_What is expected_
Pull out every line of the material below that contains the string "MaxWert".

════════

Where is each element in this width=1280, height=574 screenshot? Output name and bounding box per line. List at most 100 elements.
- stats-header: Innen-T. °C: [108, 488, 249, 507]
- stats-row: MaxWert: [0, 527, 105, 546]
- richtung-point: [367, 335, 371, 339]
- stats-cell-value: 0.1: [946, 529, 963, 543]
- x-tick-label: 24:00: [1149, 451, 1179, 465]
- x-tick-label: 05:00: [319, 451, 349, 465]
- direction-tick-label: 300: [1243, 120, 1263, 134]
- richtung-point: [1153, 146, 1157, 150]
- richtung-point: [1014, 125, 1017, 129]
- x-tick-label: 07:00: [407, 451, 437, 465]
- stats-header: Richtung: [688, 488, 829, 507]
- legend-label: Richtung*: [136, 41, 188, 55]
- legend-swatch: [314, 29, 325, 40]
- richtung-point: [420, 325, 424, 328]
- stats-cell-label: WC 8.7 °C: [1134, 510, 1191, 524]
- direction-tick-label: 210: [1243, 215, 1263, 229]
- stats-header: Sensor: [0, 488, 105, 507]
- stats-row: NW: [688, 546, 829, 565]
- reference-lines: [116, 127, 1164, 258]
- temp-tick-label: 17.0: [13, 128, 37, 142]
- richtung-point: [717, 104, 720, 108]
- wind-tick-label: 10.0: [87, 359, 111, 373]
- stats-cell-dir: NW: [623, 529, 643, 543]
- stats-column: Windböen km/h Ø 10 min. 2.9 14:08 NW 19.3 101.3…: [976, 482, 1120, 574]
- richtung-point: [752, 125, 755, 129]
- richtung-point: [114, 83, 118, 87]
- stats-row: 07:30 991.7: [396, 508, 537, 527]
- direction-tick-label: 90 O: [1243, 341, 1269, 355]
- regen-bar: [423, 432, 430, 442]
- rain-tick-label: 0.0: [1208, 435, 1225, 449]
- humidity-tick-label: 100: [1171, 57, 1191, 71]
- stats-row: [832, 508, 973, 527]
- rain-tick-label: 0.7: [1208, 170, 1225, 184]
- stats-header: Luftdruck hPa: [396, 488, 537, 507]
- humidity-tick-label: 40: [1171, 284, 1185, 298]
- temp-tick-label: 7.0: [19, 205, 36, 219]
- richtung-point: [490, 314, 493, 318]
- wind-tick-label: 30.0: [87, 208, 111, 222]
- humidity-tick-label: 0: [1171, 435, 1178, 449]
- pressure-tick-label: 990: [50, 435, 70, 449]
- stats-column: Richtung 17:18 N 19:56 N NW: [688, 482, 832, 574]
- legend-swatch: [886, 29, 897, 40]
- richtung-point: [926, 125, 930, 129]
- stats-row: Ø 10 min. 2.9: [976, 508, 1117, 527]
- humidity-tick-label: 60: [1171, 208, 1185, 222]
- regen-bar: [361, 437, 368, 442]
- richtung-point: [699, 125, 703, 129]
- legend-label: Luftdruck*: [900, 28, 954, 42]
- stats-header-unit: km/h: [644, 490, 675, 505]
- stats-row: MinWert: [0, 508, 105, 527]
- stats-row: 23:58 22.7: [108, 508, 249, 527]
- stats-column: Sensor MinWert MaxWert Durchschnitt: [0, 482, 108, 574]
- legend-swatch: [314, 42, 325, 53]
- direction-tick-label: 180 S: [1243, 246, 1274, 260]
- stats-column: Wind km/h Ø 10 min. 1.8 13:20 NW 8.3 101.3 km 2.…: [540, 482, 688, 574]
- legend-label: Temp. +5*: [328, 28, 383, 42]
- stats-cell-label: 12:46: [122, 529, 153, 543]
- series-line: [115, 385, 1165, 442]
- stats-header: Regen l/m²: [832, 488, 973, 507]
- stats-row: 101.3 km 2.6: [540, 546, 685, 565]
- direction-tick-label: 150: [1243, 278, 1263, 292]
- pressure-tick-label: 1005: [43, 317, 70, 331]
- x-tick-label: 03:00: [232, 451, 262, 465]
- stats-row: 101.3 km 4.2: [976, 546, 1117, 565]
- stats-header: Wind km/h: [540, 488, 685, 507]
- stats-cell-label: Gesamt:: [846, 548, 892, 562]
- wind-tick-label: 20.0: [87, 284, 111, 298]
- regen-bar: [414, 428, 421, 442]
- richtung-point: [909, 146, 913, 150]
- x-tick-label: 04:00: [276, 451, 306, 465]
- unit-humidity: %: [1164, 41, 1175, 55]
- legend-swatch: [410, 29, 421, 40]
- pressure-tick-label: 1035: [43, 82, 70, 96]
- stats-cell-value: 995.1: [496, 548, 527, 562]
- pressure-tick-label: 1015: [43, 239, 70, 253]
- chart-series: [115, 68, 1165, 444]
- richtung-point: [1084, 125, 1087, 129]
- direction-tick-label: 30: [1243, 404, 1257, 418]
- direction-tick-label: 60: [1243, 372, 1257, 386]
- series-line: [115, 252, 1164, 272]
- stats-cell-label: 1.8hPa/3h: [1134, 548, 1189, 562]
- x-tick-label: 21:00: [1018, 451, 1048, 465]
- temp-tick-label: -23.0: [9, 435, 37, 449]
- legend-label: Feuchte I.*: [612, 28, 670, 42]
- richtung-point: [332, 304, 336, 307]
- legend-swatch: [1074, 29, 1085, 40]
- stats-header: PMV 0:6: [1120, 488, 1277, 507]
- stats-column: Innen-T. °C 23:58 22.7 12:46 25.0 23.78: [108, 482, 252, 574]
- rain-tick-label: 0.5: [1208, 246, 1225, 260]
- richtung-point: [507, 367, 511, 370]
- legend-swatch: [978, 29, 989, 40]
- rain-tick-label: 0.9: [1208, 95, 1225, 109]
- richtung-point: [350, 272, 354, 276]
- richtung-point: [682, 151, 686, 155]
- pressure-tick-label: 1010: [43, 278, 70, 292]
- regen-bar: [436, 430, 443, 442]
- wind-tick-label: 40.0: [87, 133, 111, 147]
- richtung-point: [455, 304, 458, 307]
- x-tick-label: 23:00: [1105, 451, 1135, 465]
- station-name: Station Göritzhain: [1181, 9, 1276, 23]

════════

_Output below_
- stats-row: MaxWert: [0, 527, 105, 546]
- stats-column: Sensor MinWert MaxWert Durchschnitt: [0, 482, 108, 574]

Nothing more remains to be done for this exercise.